*Problem details*. Repeat each entry word for word. Leave any images out of the copy.

Figure record extracts:
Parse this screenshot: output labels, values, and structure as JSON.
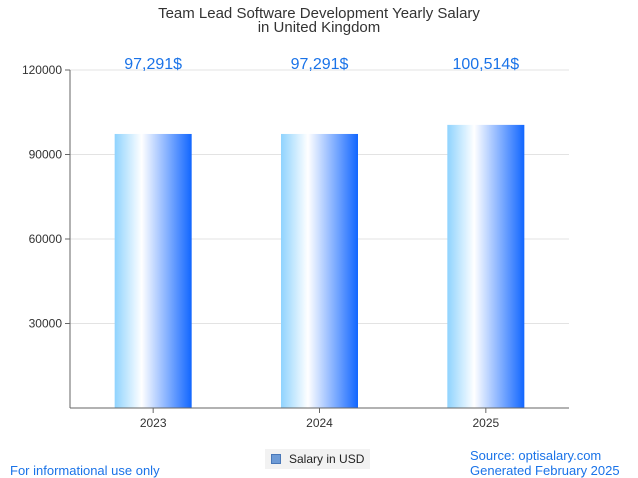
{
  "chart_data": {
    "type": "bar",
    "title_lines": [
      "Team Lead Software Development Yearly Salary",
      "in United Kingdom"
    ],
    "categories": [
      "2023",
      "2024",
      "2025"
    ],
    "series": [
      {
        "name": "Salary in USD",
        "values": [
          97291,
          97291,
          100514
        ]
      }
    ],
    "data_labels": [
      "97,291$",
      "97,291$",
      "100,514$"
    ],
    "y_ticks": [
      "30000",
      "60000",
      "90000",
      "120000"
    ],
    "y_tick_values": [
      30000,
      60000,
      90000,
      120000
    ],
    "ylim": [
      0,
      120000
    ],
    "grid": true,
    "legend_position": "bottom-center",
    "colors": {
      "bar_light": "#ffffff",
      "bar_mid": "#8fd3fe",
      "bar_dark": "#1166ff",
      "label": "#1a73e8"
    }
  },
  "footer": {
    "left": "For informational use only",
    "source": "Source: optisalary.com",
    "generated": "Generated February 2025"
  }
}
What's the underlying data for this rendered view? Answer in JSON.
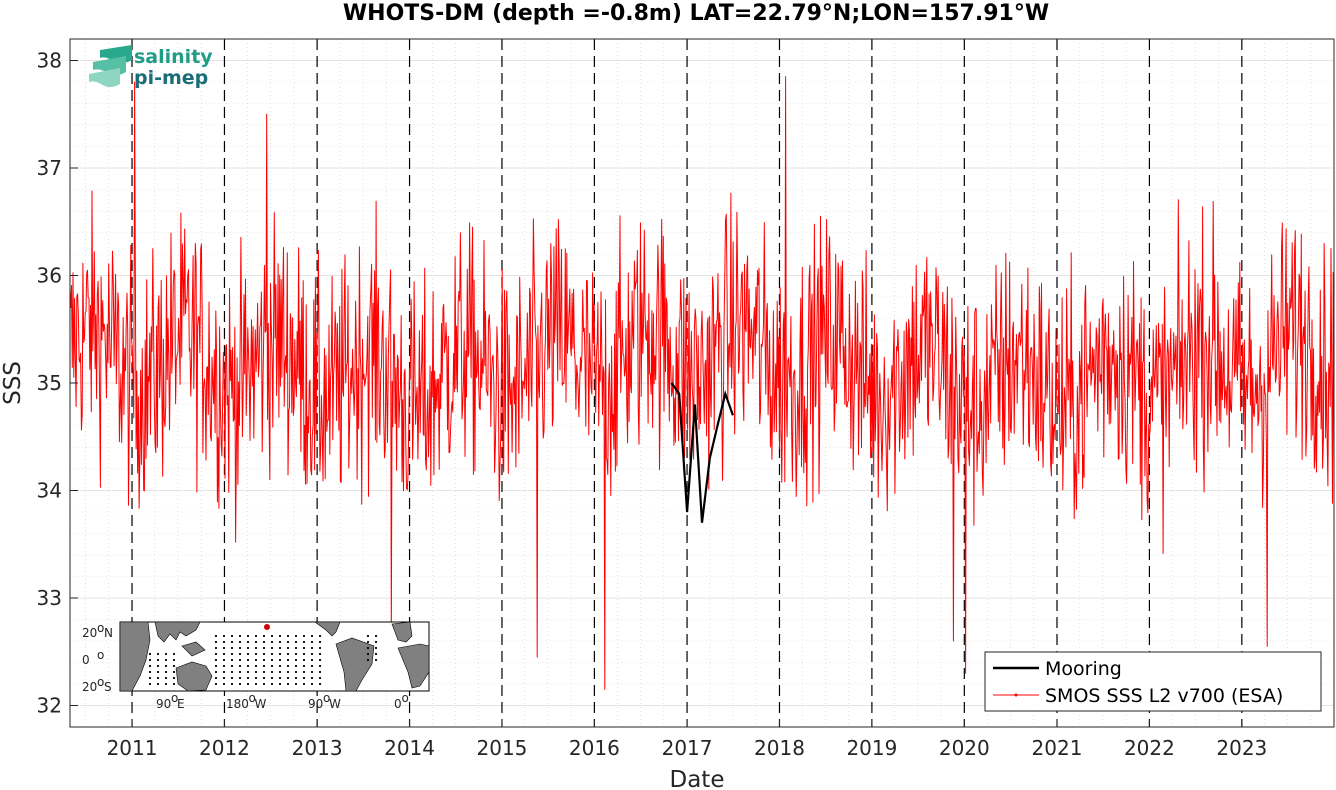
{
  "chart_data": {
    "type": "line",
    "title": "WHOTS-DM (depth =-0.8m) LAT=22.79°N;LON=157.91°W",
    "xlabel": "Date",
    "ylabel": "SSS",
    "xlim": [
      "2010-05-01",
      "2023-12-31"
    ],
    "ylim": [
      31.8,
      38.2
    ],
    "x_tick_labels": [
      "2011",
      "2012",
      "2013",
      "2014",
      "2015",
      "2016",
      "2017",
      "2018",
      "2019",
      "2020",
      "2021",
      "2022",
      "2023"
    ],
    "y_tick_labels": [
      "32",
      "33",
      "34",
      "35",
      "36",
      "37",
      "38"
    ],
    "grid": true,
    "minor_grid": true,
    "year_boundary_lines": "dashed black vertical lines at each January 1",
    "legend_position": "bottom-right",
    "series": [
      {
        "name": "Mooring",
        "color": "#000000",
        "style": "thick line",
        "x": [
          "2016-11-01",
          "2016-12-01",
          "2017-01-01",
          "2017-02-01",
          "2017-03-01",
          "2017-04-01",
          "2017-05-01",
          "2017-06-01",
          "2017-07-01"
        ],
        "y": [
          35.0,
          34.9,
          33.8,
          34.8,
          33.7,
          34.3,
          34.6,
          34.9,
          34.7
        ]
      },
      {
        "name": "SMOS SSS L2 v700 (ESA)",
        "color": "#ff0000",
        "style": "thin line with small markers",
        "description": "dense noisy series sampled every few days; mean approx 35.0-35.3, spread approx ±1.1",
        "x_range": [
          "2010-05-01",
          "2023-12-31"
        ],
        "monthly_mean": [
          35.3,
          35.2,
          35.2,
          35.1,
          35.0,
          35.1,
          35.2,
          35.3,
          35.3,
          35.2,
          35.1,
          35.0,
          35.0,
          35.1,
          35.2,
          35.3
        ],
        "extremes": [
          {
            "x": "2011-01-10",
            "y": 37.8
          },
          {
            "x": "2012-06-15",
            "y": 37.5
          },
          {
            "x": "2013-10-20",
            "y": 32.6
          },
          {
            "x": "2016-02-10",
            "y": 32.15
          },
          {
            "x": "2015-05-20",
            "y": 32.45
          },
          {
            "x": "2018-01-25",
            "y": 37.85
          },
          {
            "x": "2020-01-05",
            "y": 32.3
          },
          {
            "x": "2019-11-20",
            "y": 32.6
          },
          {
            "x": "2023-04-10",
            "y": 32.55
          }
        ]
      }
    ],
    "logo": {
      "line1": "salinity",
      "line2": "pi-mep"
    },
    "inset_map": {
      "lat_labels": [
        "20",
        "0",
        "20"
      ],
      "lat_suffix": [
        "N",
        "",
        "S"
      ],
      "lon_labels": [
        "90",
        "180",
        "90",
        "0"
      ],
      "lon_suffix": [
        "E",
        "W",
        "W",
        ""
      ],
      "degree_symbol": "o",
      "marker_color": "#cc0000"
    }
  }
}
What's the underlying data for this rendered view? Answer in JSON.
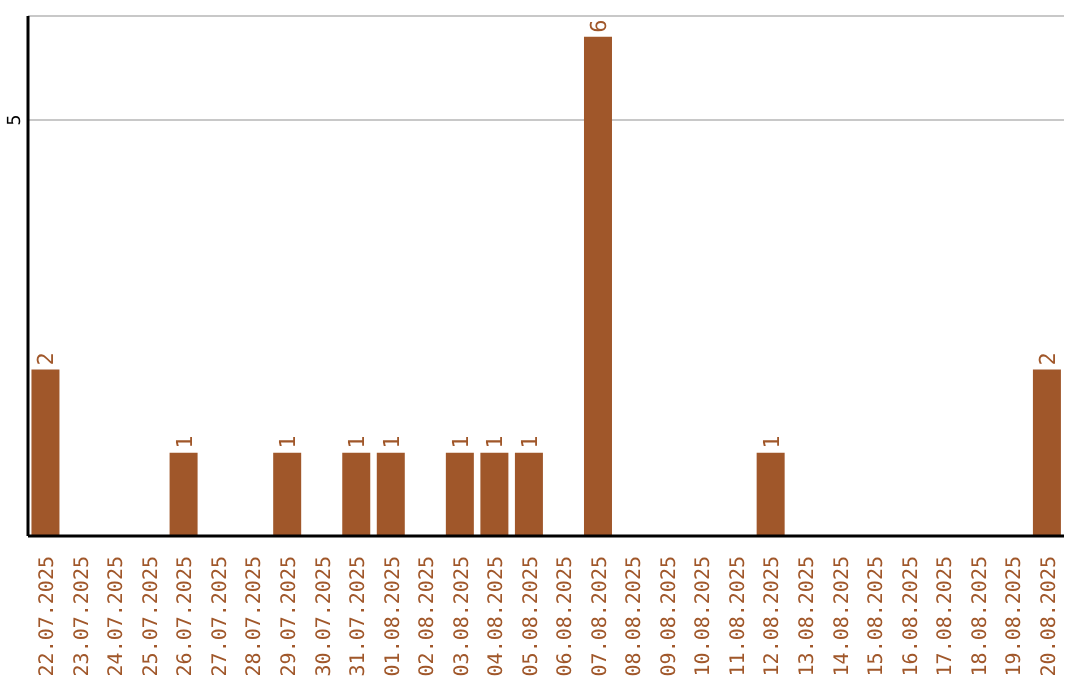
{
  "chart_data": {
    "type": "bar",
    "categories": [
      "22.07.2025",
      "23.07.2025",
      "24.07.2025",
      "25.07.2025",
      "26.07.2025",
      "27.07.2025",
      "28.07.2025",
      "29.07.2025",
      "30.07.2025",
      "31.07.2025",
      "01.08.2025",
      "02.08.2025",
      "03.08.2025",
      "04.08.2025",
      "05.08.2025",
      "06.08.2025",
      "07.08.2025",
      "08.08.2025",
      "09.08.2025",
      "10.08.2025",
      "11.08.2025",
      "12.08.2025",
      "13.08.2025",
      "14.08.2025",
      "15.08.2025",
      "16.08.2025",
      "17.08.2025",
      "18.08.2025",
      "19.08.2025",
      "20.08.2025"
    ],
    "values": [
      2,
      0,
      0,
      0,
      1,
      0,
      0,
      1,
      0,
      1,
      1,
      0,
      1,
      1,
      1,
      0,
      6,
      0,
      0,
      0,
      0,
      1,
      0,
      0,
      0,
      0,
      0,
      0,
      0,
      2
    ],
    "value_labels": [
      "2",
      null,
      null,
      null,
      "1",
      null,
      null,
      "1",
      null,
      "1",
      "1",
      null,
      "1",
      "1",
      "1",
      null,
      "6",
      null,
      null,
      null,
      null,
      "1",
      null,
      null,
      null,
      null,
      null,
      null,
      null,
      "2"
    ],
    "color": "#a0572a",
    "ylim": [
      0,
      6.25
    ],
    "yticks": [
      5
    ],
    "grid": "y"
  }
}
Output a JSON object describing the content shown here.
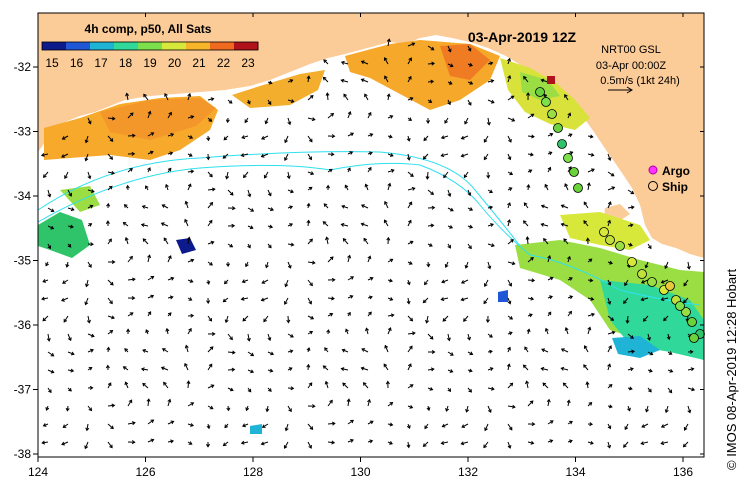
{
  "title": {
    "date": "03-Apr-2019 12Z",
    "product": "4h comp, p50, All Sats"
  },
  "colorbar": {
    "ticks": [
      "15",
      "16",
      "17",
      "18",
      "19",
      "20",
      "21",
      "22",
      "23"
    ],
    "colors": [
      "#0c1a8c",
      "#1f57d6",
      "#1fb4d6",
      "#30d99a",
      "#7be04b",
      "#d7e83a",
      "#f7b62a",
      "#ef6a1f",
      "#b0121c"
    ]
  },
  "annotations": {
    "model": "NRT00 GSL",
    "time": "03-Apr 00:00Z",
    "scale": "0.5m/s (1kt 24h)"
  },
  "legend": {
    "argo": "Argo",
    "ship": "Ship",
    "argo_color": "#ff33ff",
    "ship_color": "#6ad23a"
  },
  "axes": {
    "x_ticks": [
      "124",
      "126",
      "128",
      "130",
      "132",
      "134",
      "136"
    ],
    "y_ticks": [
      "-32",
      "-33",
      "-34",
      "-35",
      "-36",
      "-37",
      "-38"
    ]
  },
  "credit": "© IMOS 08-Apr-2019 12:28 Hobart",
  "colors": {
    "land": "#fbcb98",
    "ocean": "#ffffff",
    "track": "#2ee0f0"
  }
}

*Exercise answer*.
Parse this screenshot: output labels, values, and structure as JSON.
{
  "chart_data": {
    "type": "bar",
    "title_lines": [
      "Team Lead Software Development Yearly Salary",
      "in United Kingdom"
    ],
    "categories": [
      "2023",
      "2024",
      "2025"
    ],
    "series": [
      {
        "name": "Salary in USD",
        "values": [
          97291,
          97291,
          100514
        ]
      }
    ],
    "data_labels": [
      "97,291$",
      "97,291$",
      "100,514$"
    ],
    "y_ticks": [
      "30000",
      "60000",
      "90000",
      "120000"
    ],
    "y_tick_values": [
      30000,
      60000,
      90000,
      120000
    ],
    "ylim": [
      0,
      120000
    ],
    "grid": true,
    "legend_position": "bottom-center",
    "colors": {
      "bar_light": "#ffffff",
      "bar_mid": "#8fd3fe",
      "bar_dark": "#1166ff",
      "label": "#1a73e8"
    }
  },
  "footer": {
    "left": "For informational use only",
    "source": "Source: optisalary.com",
    "generated": "Generated February 2025"
  }
}
What's the underlying data for this rendered view? Answer in JSON.
{
  "chart_data": {
    "type": "line",
    "title": "WHOTS-DM (depth =-0.8m) LAT=22.79°N;LON=157.91°W",
    "xlabel": "Date",
    "ylabel": "SSS",
    "xlim": [
      "2010-05-01",
      "2023-12-31"
    ],
    "ylim": [
      31.8,
      38.2
    ],
    "x_tick_labels": [
      "2011",
      "2012",
      "2013",
      "2014",
      "2015",
      "2016",
      "2017",
      "2018",
      "2019",
      "2020",
      "2021",
      "2022",
      "2023"
    ],
    "y_tick_labels": [
      "32",
      "33",
      "34",
      "35",
      "36",
      "37",
      "38"
    ],
    "grid": true,
    "minor_grid": true,
    "year_boundary_lines": "dashed black vertical lines at each January 1",
    "legend_position": "bottom-right",
    "series": [
      {
        "name": "Mooring",
        "color": "#000000",
        "style": "thick line",
        "x": [
          "2016-11-01",
          "2016-12-01",
          "2017-01-01",
          "2017-02-01",
          "2017-03-01",
          "2017-04-01",
          "2017-05-01",
          "2017-06-01",
          "2017-07-01"
        ],
        "y": [
          35.0,
          34.9,
          33.8,
          34.8,
          33.7,
          34.3,
          34.6,
          34.9,
          34.7
        ]
      },
      {
        "name": "SMOS SSS L2 v700 (ESA)",
        "color": "#ff0000",
        "style": "thin line with small markers",
        "description": "dense noisy series sampled every few days; mean approx 35.0-35.3, spread approx ±1.1",
        "x_range": [
          "2010-05-01",
          "2023-12-31"
        ],
        "monthly_mean": [
          35.3,
          35.2,
          35.2,
          35.1,
          35.0,
          35.1,
          35.2,
          35.3,
          35.3,
          35.2,
          35.1,
          35.0,
          35.0,
          35.1,
          35.2,
          35.3
        ],
        "extremes": [
          {
            "x": "2011-01-10",
            "y": 37.8
          },
          {
            "x": "2012-06-15",
            "y": 37.5
          },
          {
            "x": "2013-10-20",
            "y": 32.6
          },
          {
            "x": "2016-02-10",
            "y": 32.15
          },
          {
            "x": "2015-05-20",
            "y": 32.45
          },
          {
            "x": "2018-01-25",
            "y": 37.85
          },
          {
            "x": "2020-01-05",
            "y": 32.3
          },
          {
            "x": "2019-11-20",
            "y": 32.6
          },
          {
            "x": "2023-04-10",
            "y": 32.55
          }
        ]
      }
    ],
    "logo": {
      "line1": "salinity",
      "line2": "pi-mep"
    },
    "inset_map": {
      "lat_labels": [
        "20",
        "0",
        "20"
      ],
      "lat_suffix": [
        "N",
        "",
        "S"
      ],
      "lon_labels": [
        "90",
        "180",
        "90",
        "0"
      ],
      "lon_suffix": [
        "E",
        "W",
        "W",
        ""
      ],
      "degree_symbol": "o",
      "marker_color": "#cc0000"
    }
  }
}
What's the underlying data for this rendered view? Answer in JSON.
{
  "chart_data": {
    "type": "bar",
    "categories": [
      "22.07.2025",
      "23.07.2025",
      "24.07.2025",
      "25.07.2025",
      "26.07.2025",
      "27.07.2025",
      "28.07.2025",
      "29.07.2025",
      "30.07.2025",
      "31.07.2025",
      "01.08.2025",
      "02.08.2025",
      "03.08.2025",
      "04.08.2025",
      "05.08.2025",
      "06.08.2025",
      "07.08.2025",
      "08.08.2025",
      "09.08.2025",
      "10.08.2025",
      "11.08.2025",
      "12.08.2025",
      "13.08.2025",
      "14.08.2025",
      "15.08.2025",
      "16.08.2025",
      "17.08.2025",
      "18.08.2025",
      "19.08.2025",
      "20.08.2025"
    ],
    "values": [
      2,
      0,
      0,
      0,
      1,
      0,
      0,
      1,
      0,
      1,
      1,
      0,
      1,
      1,
      1,
      0,
      6,
      0,
      0,
      0,
      0,
      1,
      0,
      0,
      0,
      0,
      0,
      0,
      0,
      2
    ],
    "value_labels": [
      "2",
      null,
      null,
      null,
      "1",
      null,
      null,
      "1",
      null,
      "1",
      "1",
      null,
      "1",
      "1",
      "1",
      null,
      "6",
      null,
      null,
      null,
      null,
      "1",
      null,
      null,
      null,
      null,
      null,
      null,
      null,
      "2"
    ],
    "color": "#a0572a",
    "ylim": [
      0,
      6.25
    ],
    "yticks": [
      5
    ],
    "grid": "y"
  }
}
Output a JSON object describing the content shown here.
{
  "title": {
    "date": "03-Apr-2019 12Z",
    "product": "4h comp, p50, All Sats"
  },
  "colorbar": {
    "ticks": [
      "15",
      "16",
      "17",
      "18",
      "19",
      "20",
      "21",
      "22",
      "23"
    ],
    "colors": [
      "#0c1a8c",
      "#1f57d6",
      "#1fb4d6",
      "#30d99a",
      "#7be04b",
      "#d7e83a",
      "#f7b62a",
      "#ef6a1f",
      "#b0121c"
    ]
  },
  "annotations": {
    "model": "NRT00 GSL",
    "time": "03-Apr 00:00Z",
    "scale": "0.5m/s (1kt 24h)"
  },
  "legend": {
    "argo": "Argo",
    "ship": "Ship",
    "argo_color": "#ff33ff",
    "ship_color": "#6ad23a"
  },
  "axes": {
    "x_ticks": [
      "124",
      "126",
      "128",
      "130",
      "132",
      "134",
      "136"
    ],
    "y_ticks": [
      "-32",
      "-33",
      "-34",
      "-35",
      "-36",
      "-37",
      "-38"
    ]
  },
  "credit": "© IMOS 08-Apr-2019 12:28 Hobart",
  "colors": {
    "land": "#fbcb98",
    "ocean": "#ffffff",
    "track": "#2ee0f0"
  }
}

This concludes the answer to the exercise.